[Task goal]: List every line from the entries below that contains the string "badge".

··· Data records ···

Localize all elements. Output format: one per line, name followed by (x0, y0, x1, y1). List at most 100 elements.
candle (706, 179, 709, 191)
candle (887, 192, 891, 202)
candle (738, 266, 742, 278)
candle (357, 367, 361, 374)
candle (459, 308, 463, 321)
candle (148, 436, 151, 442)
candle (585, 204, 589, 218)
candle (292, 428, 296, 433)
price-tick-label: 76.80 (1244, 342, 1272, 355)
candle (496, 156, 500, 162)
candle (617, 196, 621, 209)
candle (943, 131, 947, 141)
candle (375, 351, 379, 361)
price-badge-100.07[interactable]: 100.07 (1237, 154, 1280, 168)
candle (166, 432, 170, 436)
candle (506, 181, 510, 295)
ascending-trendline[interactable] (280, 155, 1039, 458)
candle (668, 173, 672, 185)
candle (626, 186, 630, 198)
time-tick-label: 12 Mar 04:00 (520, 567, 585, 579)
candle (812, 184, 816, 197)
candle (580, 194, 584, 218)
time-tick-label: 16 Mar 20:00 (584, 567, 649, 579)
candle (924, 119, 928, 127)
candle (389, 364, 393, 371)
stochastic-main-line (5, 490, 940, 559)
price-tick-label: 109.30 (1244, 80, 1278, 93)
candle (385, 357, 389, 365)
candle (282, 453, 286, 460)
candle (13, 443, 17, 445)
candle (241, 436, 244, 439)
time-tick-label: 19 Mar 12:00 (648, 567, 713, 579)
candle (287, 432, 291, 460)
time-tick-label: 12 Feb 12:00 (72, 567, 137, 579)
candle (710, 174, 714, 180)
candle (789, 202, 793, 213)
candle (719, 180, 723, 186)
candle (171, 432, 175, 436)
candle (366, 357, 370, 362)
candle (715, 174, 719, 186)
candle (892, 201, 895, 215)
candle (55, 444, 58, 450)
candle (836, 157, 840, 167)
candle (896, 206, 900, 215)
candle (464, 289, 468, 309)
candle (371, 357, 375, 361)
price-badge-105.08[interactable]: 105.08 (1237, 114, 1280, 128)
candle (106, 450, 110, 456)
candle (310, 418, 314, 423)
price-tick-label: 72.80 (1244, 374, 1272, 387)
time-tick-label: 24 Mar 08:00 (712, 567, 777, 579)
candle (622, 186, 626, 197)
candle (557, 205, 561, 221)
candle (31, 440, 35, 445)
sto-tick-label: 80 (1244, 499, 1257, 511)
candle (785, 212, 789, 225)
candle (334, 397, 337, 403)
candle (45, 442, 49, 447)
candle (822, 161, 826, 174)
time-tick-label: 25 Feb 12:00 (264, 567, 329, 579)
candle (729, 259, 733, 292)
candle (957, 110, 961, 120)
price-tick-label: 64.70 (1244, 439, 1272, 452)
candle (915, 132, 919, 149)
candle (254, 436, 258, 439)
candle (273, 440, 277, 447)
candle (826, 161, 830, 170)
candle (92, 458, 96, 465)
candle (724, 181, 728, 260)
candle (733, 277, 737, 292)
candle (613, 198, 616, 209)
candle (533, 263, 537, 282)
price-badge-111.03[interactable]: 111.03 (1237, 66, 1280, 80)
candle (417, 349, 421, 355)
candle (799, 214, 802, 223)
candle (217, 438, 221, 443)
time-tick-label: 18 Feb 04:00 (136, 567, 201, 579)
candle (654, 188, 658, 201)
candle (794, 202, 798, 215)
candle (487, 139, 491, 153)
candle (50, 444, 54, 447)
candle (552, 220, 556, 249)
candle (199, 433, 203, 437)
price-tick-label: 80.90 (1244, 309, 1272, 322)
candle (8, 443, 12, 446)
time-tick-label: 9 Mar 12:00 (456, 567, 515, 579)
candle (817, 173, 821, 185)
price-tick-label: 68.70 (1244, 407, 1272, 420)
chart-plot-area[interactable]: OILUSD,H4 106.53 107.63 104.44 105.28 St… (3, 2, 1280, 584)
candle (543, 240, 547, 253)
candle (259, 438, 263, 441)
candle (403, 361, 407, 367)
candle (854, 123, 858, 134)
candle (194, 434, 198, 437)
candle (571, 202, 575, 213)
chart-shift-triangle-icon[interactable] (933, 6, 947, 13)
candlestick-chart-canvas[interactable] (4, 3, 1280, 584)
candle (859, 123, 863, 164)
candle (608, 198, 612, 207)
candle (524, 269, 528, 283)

···

[Solution to this exercise]:
price-badge-100.07[interactable]: 100.07 (1237, 154, 1280, 168)
price-badge-105.08[interactable]: 105.08 (1237, 114, 1280, 128)
price-badge-111.03[interactable]: 111.03 (1237, 66, 1280, 80)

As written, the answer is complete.